## AIM
Copy every line of the following data that includes the string "Статистика".

## RECORDED DATA
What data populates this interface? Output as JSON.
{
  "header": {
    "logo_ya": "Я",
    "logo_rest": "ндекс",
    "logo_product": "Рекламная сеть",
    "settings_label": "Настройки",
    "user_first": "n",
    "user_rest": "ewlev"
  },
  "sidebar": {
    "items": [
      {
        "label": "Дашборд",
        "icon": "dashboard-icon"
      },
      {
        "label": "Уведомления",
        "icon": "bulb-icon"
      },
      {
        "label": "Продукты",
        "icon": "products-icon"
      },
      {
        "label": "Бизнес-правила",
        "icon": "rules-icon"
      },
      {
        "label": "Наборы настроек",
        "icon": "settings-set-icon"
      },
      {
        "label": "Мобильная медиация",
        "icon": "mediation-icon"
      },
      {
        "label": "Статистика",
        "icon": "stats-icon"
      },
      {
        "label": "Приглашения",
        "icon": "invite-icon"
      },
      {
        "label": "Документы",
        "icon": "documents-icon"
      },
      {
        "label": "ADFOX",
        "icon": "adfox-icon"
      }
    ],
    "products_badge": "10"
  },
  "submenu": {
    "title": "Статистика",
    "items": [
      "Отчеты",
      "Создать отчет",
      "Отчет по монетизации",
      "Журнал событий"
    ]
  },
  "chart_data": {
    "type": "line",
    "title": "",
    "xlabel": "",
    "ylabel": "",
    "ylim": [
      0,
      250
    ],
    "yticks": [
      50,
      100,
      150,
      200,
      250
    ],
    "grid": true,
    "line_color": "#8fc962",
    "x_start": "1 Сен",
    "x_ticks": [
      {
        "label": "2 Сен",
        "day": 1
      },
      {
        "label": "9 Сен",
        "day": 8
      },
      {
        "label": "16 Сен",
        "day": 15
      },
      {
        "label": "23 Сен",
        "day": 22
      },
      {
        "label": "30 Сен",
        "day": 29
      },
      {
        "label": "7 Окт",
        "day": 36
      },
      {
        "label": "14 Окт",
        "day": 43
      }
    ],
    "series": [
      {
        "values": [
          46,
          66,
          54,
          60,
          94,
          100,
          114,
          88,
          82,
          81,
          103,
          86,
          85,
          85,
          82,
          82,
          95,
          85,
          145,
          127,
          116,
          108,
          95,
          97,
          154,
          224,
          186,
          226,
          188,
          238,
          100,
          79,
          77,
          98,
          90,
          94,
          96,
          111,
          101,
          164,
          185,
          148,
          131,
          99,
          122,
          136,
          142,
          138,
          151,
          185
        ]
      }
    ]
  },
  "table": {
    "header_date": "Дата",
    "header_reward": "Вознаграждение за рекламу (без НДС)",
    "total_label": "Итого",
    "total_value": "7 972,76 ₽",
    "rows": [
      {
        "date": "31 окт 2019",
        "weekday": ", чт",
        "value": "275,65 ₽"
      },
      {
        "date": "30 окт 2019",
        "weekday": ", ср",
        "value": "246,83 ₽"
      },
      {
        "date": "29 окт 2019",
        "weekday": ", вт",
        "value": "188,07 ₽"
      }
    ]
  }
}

## RESULT OF THIS EXERCISE
        "label": "Статистика",
    "title": "Статистика",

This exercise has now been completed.